- _Exercise aim_:
Below is some material; set it all down exactly, apart from the pictures.

- _Records shown_:
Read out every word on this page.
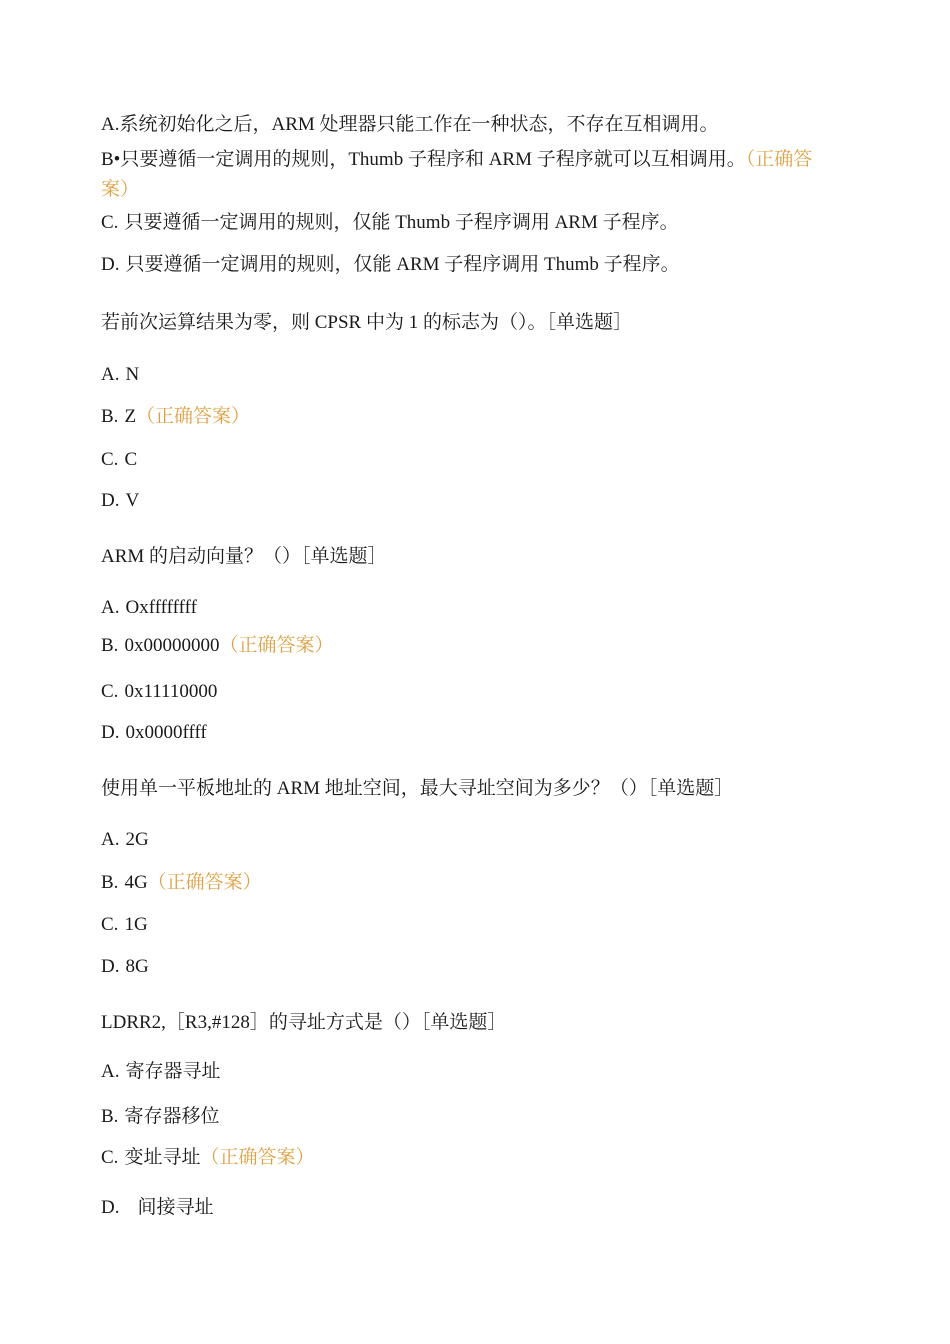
A.系统初始化之后，ARM 处理器只能工作在一种状态，不存在互相调用。
B•只要遵循一定调用的规则，Thumb 子程序和 ARM 子程序就可以互相调用。（正确答案）
C. 只要遵循一定调用的规则，仅能 Thumb 子程序调用 ARM 子程序。
D. 只要遵循一定调用的规则，仅能 ARM 子程序调用 Thumb 子程序。
若前次运算结果为零，则 CPSR 中为 1 的标志为（）。［单选题］
A. N
B. Z（正确答案）
C. C
D. V
ARM 的启动向量？（）［单选题］
A. Oxffffffff
B. 0x00000000（正确答案）
C. 0x11110000
D. 0x0000ffff
使用单一平板地址的 ARM 地址空间，最大寻址空间为多少？（）［单选题］
A. 2G
B. 4G（正确答案）
C. 1G
D. 8G
LDRR2,［R3,#128］的寻址方式是（）［单选题］
A. 寄存器寻址
B. 寄存器移位
C. 变址寻址（正确答案）
D. 间接寻址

- _Full answer_:
Read out every word on this page.
A.系统初始化之后，ARM 处理器只能工作在一种状态，不存在互相调用。
B•只要遵循一定调用的规则，Thumb 子程序和 ARM 子程序就可以互相调用。（正确答案）
C. 只要遵循一定调用的规则，仅能 Thumb 子程序调用 ARM 子程序。
D. 只要遵循一定调用的规则，仅能 ARM 子程序调用 Thumb 子程序。
若前次运算结果为零，则 CPSR 中为 1 的标志为（）。［单选题］
A. N
B. Z（正确答案）
C. C
D. V
ARM 的启动向量？（）［单选题］
A. Oxffffffff
B. 0x00000000（正确答案）
C. 0x11110000
D. 0x0000ffff
使用单一平板地址的 ARM 地址空间，最大寻址空间为多少？（）［单选题］
A. 2G
B. 4G（正确答案）
C. 1G
D. 8G
LDRR2,［R3,#128］的寻址方式是（）［单选题］
A. 寄存器寻址
B. 寄存器移位
C. 变址寻址（正确答案）
D. 间接寻址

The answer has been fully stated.